> **Task description**:
Show all lines from the data that include the word "annat".

[Entries taken from a collection]
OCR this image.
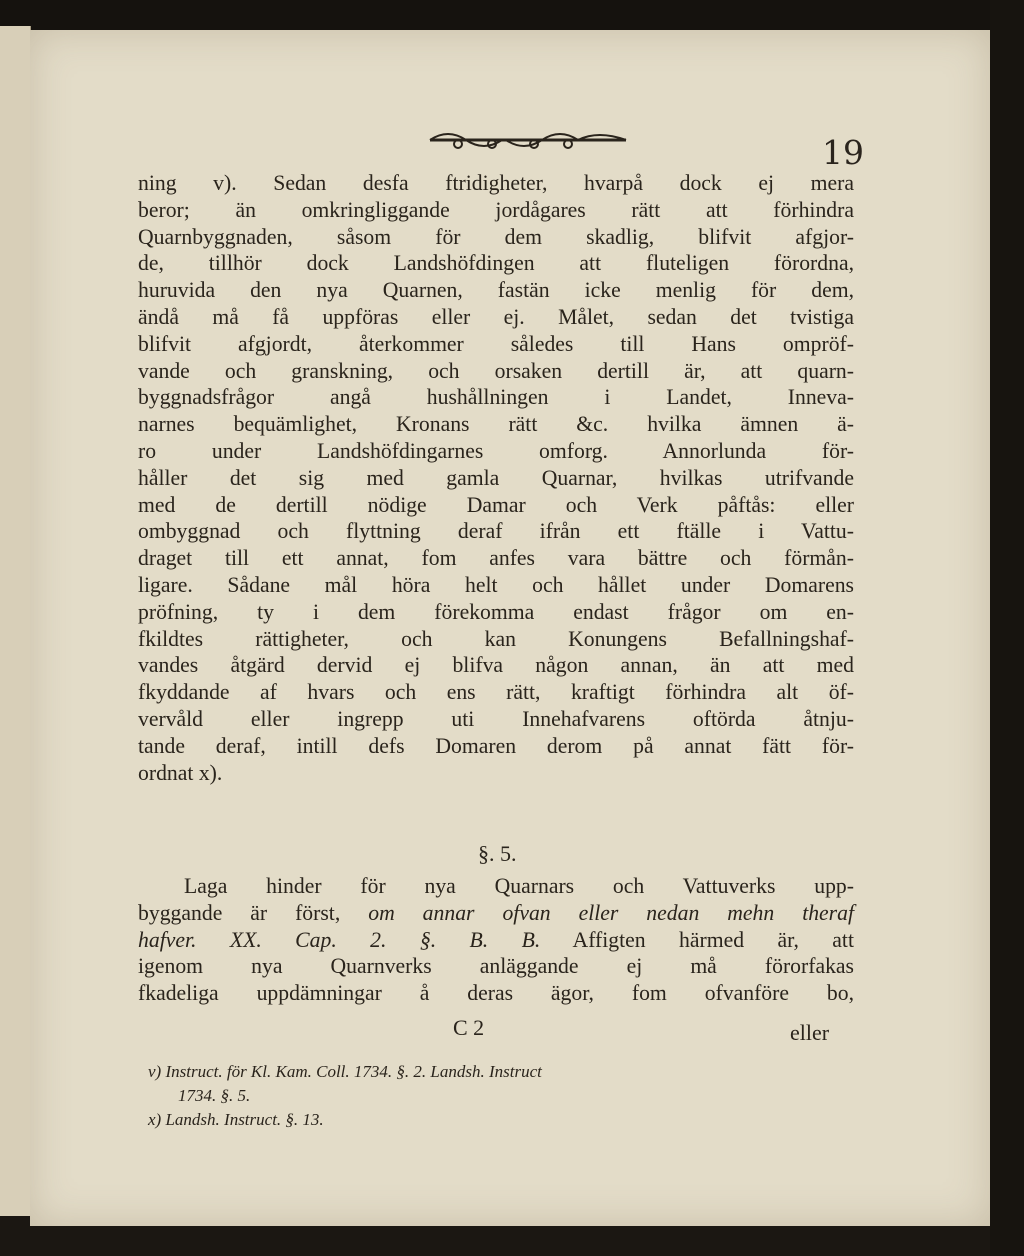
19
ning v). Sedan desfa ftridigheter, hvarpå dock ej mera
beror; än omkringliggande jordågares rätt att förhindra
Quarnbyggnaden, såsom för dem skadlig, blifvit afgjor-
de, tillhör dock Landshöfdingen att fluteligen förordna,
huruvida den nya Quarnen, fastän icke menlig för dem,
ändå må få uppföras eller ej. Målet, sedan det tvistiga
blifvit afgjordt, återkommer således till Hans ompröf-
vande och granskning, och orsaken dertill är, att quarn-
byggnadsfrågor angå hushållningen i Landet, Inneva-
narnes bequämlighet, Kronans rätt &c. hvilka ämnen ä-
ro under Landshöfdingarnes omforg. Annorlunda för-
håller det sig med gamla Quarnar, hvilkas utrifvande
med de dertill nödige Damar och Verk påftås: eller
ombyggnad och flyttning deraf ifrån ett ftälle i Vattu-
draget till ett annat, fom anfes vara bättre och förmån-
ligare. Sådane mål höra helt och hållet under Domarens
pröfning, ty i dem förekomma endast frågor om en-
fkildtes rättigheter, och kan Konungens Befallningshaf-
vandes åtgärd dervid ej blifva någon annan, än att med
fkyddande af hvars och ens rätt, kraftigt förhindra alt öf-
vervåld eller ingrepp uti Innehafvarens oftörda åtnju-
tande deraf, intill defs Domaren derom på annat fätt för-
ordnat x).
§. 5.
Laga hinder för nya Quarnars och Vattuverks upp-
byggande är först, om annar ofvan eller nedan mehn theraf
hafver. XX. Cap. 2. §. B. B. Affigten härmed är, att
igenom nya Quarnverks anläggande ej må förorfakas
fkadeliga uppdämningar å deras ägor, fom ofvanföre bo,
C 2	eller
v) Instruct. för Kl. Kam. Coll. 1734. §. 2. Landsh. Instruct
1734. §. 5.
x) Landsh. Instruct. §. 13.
--
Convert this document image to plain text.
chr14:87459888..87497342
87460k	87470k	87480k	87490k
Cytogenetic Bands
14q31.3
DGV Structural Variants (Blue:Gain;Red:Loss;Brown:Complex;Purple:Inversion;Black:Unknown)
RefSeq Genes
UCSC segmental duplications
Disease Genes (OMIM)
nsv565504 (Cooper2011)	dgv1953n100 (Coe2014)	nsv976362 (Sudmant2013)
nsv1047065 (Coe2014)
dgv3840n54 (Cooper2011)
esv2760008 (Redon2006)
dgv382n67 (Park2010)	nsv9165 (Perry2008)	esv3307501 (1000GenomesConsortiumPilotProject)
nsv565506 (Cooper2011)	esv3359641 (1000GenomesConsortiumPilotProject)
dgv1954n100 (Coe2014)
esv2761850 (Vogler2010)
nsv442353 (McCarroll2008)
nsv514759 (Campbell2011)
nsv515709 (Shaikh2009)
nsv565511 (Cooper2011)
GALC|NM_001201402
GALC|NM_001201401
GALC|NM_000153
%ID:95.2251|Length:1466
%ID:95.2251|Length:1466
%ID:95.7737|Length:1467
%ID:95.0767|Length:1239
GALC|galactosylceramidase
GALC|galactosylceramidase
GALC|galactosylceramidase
...
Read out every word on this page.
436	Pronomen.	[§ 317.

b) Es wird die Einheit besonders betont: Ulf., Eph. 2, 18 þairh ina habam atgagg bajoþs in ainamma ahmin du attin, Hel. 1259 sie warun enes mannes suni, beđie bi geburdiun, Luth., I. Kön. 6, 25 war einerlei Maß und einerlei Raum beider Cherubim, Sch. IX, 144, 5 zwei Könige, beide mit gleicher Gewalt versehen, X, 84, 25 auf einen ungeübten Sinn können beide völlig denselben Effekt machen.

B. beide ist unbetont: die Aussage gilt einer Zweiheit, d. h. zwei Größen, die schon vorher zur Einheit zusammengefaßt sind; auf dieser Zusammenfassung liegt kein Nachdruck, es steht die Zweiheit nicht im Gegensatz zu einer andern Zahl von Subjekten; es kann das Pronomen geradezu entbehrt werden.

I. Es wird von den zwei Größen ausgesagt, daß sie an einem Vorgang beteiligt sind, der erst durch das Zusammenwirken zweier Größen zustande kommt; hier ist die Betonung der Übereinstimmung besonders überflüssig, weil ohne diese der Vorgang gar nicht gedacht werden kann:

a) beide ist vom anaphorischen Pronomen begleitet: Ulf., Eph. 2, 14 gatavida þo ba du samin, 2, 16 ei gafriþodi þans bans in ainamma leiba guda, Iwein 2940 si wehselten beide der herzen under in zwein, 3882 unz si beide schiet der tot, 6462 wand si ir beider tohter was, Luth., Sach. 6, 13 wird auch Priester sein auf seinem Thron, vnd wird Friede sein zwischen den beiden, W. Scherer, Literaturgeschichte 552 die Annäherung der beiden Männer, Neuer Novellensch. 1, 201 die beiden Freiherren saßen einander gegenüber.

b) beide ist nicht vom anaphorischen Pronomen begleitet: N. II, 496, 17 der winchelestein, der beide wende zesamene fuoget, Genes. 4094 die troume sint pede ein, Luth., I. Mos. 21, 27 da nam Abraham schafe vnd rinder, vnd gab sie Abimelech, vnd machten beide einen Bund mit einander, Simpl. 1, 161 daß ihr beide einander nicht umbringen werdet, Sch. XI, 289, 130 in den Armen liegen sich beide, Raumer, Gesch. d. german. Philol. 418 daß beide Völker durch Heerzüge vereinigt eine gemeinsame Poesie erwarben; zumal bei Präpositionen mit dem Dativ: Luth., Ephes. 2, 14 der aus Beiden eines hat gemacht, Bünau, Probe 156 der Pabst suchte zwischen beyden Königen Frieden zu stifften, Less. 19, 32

> **Solution**:
draget till ett annat, fom anfes vara bättre och förmån-
tande deraf, intill defs Domaren derom på annat fätt för-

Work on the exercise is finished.